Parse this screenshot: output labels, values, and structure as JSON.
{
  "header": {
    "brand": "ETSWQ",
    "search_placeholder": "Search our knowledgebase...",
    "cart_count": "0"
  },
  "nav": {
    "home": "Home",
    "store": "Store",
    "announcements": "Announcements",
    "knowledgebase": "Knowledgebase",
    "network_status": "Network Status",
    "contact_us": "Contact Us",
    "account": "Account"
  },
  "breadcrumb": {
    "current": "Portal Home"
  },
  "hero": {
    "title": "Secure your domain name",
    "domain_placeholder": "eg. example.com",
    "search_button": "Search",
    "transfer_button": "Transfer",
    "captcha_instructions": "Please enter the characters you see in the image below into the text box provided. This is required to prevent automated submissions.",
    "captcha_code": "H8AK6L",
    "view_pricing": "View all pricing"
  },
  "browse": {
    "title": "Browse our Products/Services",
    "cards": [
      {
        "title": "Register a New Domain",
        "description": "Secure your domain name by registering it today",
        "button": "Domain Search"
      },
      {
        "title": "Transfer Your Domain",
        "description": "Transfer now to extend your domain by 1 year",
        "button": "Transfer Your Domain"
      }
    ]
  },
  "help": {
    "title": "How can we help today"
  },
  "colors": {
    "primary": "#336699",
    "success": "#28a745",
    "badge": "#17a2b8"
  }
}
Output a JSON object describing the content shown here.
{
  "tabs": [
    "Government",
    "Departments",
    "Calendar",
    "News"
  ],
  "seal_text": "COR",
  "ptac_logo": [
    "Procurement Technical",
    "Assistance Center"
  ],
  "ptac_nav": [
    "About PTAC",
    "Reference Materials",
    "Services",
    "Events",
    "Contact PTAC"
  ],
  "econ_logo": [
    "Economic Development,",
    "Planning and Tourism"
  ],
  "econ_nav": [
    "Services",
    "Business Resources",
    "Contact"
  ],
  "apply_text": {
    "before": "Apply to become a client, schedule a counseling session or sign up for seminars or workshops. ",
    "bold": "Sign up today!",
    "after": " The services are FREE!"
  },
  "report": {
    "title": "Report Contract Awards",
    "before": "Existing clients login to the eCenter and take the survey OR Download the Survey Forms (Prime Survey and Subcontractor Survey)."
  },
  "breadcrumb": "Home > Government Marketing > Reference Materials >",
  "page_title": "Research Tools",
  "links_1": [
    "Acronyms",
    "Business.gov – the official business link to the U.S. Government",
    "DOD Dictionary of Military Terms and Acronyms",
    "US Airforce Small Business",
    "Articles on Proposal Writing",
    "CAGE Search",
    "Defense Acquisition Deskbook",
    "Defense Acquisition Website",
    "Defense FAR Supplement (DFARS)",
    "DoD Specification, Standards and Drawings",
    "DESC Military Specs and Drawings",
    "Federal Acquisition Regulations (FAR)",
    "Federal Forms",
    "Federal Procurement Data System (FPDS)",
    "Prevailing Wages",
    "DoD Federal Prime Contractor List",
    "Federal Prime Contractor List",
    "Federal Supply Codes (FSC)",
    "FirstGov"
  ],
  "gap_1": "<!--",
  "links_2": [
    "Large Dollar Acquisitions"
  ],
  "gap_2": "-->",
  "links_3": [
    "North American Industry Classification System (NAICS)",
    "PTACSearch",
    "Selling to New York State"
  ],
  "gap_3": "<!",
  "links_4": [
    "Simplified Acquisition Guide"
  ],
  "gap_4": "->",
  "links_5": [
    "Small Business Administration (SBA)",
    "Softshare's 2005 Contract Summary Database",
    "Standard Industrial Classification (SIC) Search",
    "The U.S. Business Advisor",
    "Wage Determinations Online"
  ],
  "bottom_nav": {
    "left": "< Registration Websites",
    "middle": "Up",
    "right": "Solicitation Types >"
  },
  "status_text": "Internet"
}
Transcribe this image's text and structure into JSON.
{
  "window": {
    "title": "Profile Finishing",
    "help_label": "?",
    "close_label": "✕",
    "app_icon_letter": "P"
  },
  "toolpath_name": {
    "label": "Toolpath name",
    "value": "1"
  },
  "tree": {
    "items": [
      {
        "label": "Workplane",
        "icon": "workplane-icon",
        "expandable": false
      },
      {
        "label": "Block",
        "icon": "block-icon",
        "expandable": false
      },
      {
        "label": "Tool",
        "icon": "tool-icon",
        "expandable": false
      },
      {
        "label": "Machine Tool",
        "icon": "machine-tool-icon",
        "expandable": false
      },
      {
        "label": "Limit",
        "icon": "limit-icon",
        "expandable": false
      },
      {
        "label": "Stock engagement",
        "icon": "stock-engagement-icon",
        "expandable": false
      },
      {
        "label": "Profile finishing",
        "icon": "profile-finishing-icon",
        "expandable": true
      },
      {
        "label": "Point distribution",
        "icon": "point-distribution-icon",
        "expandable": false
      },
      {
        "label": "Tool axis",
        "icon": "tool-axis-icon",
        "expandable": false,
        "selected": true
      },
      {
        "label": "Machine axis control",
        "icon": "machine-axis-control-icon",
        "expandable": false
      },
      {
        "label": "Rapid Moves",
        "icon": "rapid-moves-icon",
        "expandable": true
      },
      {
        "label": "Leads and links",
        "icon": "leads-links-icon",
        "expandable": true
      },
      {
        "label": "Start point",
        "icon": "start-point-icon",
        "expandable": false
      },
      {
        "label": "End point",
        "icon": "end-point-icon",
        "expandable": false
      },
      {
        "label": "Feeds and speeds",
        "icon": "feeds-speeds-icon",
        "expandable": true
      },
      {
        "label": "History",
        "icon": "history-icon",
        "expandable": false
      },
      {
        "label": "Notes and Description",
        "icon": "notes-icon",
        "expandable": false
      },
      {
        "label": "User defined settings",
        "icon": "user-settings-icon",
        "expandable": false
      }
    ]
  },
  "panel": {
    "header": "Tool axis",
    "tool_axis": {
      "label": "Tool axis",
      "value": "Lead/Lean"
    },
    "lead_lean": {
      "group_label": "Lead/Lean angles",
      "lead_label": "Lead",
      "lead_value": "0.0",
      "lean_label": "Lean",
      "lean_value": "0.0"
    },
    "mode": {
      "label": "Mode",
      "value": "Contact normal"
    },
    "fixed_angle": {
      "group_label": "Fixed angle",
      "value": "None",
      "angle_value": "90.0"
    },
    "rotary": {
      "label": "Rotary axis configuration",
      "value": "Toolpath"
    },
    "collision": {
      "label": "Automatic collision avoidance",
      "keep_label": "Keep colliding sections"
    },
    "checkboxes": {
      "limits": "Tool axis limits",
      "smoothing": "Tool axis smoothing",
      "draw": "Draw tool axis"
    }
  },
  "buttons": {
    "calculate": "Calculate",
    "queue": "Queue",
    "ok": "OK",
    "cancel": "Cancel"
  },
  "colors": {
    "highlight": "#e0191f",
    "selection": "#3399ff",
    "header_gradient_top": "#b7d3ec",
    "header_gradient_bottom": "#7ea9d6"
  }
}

────────────────

What you are asked to do
All of the data needs to be reproduced exactly, with no line missing.

Answer to the exercise
Parse this screenshot: output labels, values, and structure as JSON.
{
  "header": {
    "brand": "ETSWQ",
    "search_placeholder": "Search our knowledgebase...",
    "cart_count": "0"
  },
  "nav": {
    "home": "Home",
    "store": "Store",
    "announcements": "Announcements",
    "knowledgebase": "Knowledgebase",
    "network_status": "Network Status",
    "contact_us": "Contact Us",
    "account": "Account"
  },
  "breadcrumb": {
    "current": "Portal Home"
  },
  "hero": {
    "title": "Secure your domain name",
    "domain_placeholder": "eg. example.com",
    "search_button": "Search",
    "transfer_button": "Transfer",
    "captcha_instructions": "Please enter the characters you see in the image below into the text box provided. This is required to prevent automated submissions.",
    "captcha_code": "H8AK6L",
    "view_pricing": "View all pricing"
  },
  "browse": {
    "title": "Browse our Products/Services",
    "cards": [
      {
        "title": "Register a New Domain",
        "description": "Secure your domain name by registering it today",
        "button": "Domain Search"
      },
      {
        "title": "Transfer Your Domain",
        "description": "Transfer now to extend your domain by 1 year",
        "button": "Transfer Your Domain"
      }
    ]
  },
  "help": {
    "title": "How can we help today"
  },
  "colors": {
    "primary": "#336699",
    "success": "#28a745",
    "badge": "#17a2b8"
  }
}
Output a JSON object describing the content shown here.
{
  "tabs": [
    "Government",
    "Departments",
    "Calendar",
    "News"
  ],
  "seal_text": "COR",
  "ptac_logo": [
    "Procurement Technical",
    "Assistance Center"
  ],
  "ptac_nav": [
    "About PTAC",
    "Reference Materials",
    "Services",
    "Events",
    "Contact PTAC"
  ],
  "econ_logo": [
    "Economic Development,",
    "Planning and Tourism"
  ],
  "econ_nav": [
    "Services",
    "Business Resources",
    "Contact"
  ],
  "apply_text": {
    "before": "Apply to become a client, schedule a counseling session or sign up for seminars or workshops. ",
    "bold": "Sign up today!",
    "after": " The services are FREE!"
  },
  "report": {
    "title": "Report Contract Awards",
    "before": "Existing clients login to the eCenter and take the survey OR Download the Survey Forms (Prime Survey and Subcontractor Survey)."
  },
  "breadcrumb": "Home > Government Marketing > Reference Materials >",
  "page_title": "Research Tools",
  "links_1": [
    "Acronyms",
    "Business.gov – the official business link to the U.S. Government",
    "DOD Dictionary of Military Terms and Acronyms",
    "US Airforce Small Business",
    "Articles on Proposal Writing",
    "CAGE Search",
    "Defense Acquisition Deskbook",
    "Defense Acquisition Website",
    "Defense FAR Supplement (DFARS)",
    "DoD Specification, Standards and Drawings",
    "DESC Military Specs and Drawings",
    "Federal Acquisition Regulations (FAR)",
    "Federal Forms",
    "Federal Procurement Data System (FPDS)",
    "Prevailing Wages",
    "DoD Federal Prime Contractor List",
    "Federal Prime Contractor List",
    "Federal Supply Codes (FSC)",
    "FirstGov"
  ],
  "gap_1": "<!--",
  "links_2": [
    "Large Dollar Acquisitions"
  ],
  "gap_2": "-->",
  "links_3": [
    "North American Industry Classification System (NAICS)",
    "PTACSearch",
    "Selling to New York State"
  ],
  "gap_3": "<!",
  "links_4": [
    "Simplified Acquisition Guide"
  ],
  "gap_4": "->",
  "links_5": [
    "Small Business Administration (SBA)",
    "Softshare's 2005 Contract Summary Database",
    "Standard Industrial Classification (SIC) Search",
    "The U.S. Business Advisor",
    "Wage Determinations Online"
  ],
  "bottom_nav": {
    "left": "< Registration Websites",
    "middle": "Up",
    "right": "Solicitation Types >"
  },
  "status_text": "Internet"
}
Transcribe this image's text and structure into JSON.
{
  "window": {
    "title": "Profile Finishing",
    "help_label": "?",
    "close_label": "✕",
    "app_icon_letter": "P"
  },
  "toolpath_name": {
    "label": "Toolpath name",
    "value": "1"
  },
  "tree": {
    "items": [
      {
        "label": "Workplane",
        "icon": "workplane-icon",
        "expandable": false
      },
      {
        "label": "Block",
        "icon": "block-icon",
        "expandable": false
      },
      {
        "label": "Tool",
        "icon": "tool-icon",
        "expandable": false
      },
      {
        "label": "Machine Tool",
        "icon": "machine-tool-icon",
        "expandable": false
      },
      {
        "label": "Limit",
        "icon": "limit-icon",
        "expandable": false
      },
      {
        "label": "Stock engagement",
        "icon": "stock-engagement-icon",
        "expandable": false
      },
      {
        "label": "Profile finishing",
        "icon": "profile-finishing-icon",
        "expandable": true
      },
      {
        "label": "Point distribution",
        "icon": "point-distribution-icon",
        "expandable": false
      },
      {
        "label": "Tool axis",
        "icon": "tool-axis-icon",
        "expandable": false,
        "selected": true
      },
      {
        "label": "Machine axis control",
        "icon": "machine-axis-control-icon",
        "expandable": false
      },
      {
        "label": "Rapid Moves",
        "icon": "rapid-moves-icon",
        "expandable": true
      },
      {
        "label": "Leads and links",
        "icon": "leads-links-icon",
        "expandable": true
      },
      {
        "label": "Start point",
        "icon": "start-point-icon",
        "expandable": false
      },
      {
        "label": "End point",
        "icon": "end-point-icon",
        "expandable": false
      },
      {
        "label": "Feeds and speeds",
        "icon": "feeds-speeds-icon",
        "expandable": true
      },
      {
        "label": "History",
        "icon": "history-icon",
        "expandable": false
      },
      {
        "label": "Notes and Description",
        "icon": "notes-icon",
        "expandable": false
      },
      {
        "label": "User defined settings",
        "icon": "user-settings-icon",
        "expandable": false
      }
    ]
  },
  "panel": {
    "header": "Tool axis",
    "tool_axis": {
      "label": "Tool axis",
      "value": "Lead/Lean"
    },
    "lead_lean": {
      "group_label": "Lead/Lean angles",
      "lead_label": "Lead",
      "lead_value": "0.0",
      "lean_label": "Lean",
      "lean_value": "0.0"
    },
    "mode": {
      "label": "Mode",
      "value": "Contact normal"
    },
    "fixed_angle": {
      "group_label": "Fixed angle",
      "value": "None",
      "angle_value": "90.0"
    },
    "rotary": {
      "label": "Rotary axis configuration",
      "value": "Toolpath"
    },
    "collision": {
      "label": "Automatic collision avoidance",
      "keep_label": "Keep colliding sections"
    },
    "checkboxes": {
      "limits": "Tool axis limits",
      "smoothing": "Tool axis smoothing",
      "draw": "Draw tool axis"
    }
  },
  "buttons": {
    "calculate": "Calculate",
    "queue": "Queue",
    "ok": "OK",
    "cancel": "Cancel"
  },
  "colors": {
    "highlight": "#e0191f",
    "selection": "#3399ff",
    "header_gradient_top": "#b7d3ec",
    "header_gradient_bottom": "#7ea9d6"
  }
}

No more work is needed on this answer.